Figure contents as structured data
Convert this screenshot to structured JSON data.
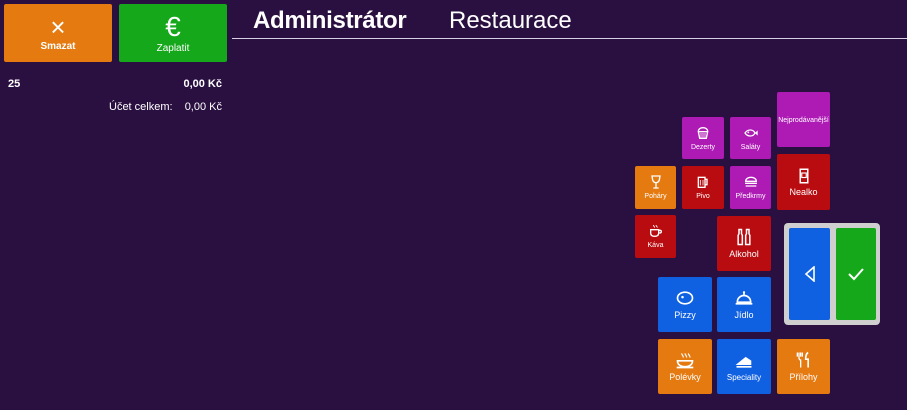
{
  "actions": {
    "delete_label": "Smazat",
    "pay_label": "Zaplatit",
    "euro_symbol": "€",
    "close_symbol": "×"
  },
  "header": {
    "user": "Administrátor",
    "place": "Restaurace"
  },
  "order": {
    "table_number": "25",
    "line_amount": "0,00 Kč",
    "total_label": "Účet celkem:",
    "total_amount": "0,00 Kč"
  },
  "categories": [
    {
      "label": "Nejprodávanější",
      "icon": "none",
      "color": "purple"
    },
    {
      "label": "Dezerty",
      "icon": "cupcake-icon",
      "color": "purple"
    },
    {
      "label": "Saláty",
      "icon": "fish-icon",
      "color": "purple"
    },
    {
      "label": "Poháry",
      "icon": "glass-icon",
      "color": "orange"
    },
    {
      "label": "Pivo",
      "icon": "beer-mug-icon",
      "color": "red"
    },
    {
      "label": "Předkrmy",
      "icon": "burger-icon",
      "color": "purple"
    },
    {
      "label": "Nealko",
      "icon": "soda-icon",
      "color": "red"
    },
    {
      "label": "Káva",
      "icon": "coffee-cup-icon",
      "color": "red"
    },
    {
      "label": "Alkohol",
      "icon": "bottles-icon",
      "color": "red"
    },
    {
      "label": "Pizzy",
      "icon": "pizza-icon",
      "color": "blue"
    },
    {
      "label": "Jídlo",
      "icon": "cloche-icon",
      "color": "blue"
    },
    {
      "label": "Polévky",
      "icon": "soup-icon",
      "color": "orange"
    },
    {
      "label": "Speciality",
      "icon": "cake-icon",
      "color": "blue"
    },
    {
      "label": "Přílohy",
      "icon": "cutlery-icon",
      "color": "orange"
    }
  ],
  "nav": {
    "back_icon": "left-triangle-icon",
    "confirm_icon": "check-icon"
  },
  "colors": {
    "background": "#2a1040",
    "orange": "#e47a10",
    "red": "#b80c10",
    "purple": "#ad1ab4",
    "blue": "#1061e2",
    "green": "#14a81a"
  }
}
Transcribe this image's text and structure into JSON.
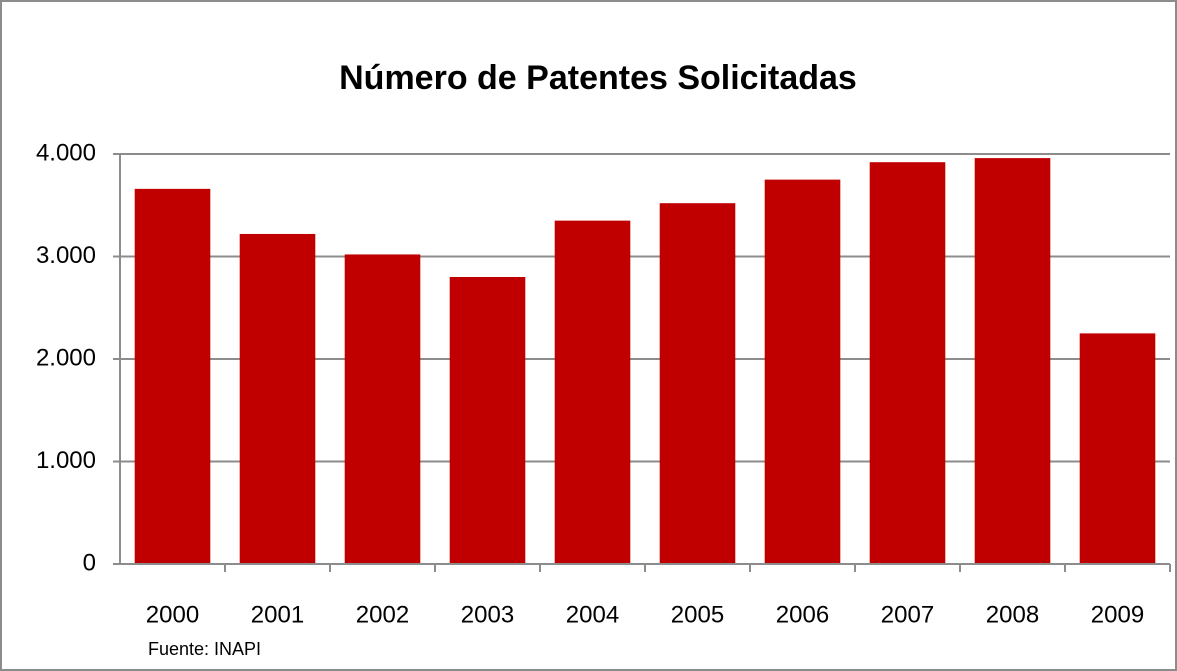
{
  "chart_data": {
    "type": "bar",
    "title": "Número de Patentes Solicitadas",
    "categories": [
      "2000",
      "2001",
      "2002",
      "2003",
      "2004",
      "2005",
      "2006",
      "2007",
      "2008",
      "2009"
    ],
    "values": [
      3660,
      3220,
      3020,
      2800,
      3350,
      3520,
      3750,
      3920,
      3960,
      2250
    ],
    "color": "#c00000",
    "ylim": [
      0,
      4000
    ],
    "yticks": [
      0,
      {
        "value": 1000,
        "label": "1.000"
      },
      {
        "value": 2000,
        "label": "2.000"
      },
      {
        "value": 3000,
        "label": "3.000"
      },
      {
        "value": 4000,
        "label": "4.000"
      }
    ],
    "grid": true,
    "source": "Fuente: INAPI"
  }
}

* _Written instruction_
Using the records above, copy every line that has the word "this" in it.

* _Exercise response_
Convert this screenshot to structured JSON data.
Transcribe this image's text and structure into JSON.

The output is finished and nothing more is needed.